* Objective: The required output is a single number: how many lines of the material contain the string "name".

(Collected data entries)
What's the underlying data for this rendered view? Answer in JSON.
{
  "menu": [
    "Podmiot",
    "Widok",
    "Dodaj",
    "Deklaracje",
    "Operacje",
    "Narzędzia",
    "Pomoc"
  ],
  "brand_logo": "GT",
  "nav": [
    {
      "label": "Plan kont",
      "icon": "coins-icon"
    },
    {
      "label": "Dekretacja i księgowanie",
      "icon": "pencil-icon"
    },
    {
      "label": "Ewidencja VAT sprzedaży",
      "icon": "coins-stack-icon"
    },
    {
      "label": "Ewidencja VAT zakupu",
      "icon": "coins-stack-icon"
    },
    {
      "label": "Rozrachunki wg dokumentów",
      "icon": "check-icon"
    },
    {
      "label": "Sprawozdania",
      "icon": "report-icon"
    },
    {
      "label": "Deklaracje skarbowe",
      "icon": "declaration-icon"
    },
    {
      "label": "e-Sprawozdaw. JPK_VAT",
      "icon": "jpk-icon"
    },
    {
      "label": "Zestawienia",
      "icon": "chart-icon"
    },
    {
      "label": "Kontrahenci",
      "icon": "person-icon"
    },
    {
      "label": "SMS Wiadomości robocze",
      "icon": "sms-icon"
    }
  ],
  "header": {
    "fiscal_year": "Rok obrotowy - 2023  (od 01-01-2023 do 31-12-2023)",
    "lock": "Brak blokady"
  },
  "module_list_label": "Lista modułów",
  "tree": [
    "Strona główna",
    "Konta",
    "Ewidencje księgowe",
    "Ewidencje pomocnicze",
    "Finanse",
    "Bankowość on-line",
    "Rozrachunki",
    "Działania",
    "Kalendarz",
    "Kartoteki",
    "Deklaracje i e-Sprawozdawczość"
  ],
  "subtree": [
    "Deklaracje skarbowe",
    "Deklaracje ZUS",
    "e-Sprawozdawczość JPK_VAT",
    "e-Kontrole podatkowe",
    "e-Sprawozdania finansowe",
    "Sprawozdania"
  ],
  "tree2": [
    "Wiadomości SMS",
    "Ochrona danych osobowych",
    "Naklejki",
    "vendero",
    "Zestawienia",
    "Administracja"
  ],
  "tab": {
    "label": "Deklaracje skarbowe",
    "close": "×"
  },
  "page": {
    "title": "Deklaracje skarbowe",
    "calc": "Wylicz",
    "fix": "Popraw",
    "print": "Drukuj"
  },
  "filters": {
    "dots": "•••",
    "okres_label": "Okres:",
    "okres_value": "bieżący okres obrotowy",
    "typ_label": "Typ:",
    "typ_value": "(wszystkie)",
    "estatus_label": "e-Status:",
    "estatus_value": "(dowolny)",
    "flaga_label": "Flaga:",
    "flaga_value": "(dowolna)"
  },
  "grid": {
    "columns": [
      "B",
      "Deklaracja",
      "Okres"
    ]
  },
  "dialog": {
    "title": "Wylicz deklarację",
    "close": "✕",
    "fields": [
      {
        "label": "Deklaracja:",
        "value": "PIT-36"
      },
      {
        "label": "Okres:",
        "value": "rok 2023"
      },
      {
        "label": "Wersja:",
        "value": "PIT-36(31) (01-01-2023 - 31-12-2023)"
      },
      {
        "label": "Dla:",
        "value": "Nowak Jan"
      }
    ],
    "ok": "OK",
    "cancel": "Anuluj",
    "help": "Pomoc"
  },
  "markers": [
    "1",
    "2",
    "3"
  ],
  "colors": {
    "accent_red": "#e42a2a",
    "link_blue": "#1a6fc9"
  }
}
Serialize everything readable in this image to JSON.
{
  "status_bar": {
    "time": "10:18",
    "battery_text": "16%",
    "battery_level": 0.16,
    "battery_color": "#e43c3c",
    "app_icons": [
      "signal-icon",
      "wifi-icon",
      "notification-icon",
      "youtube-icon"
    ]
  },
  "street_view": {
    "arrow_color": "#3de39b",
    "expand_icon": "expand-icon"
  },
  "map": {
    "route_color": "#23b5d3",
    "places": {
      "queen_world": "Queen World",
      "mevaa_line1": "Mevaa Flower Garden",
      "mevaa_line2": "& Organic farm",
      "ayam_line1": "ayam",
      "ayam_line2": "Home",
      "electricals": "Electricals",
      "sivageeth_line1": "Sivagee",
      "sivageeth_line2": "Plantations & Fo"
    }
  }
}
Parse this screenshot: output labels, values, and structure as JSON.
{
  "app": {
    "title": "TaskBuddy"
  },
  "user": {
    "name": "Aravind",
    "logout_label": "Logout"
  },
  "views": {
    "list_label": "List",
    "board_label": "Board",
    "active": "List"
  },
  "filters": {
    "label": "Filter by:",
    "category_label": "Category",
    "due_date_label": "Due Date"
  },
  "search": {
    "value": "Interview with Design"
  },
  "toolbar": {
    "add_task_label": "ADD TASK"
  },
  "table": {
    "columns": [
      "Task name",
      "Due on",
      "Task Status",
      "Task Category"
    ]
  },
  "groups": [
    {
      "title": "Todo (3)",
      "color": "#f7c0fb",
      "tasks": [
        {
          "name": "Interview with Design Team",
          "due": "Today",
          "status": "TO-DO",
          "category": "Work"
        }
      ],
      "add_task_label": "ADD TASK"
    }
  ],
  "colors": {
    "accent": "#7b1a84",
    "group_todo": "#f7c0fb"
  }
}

* The solution: 3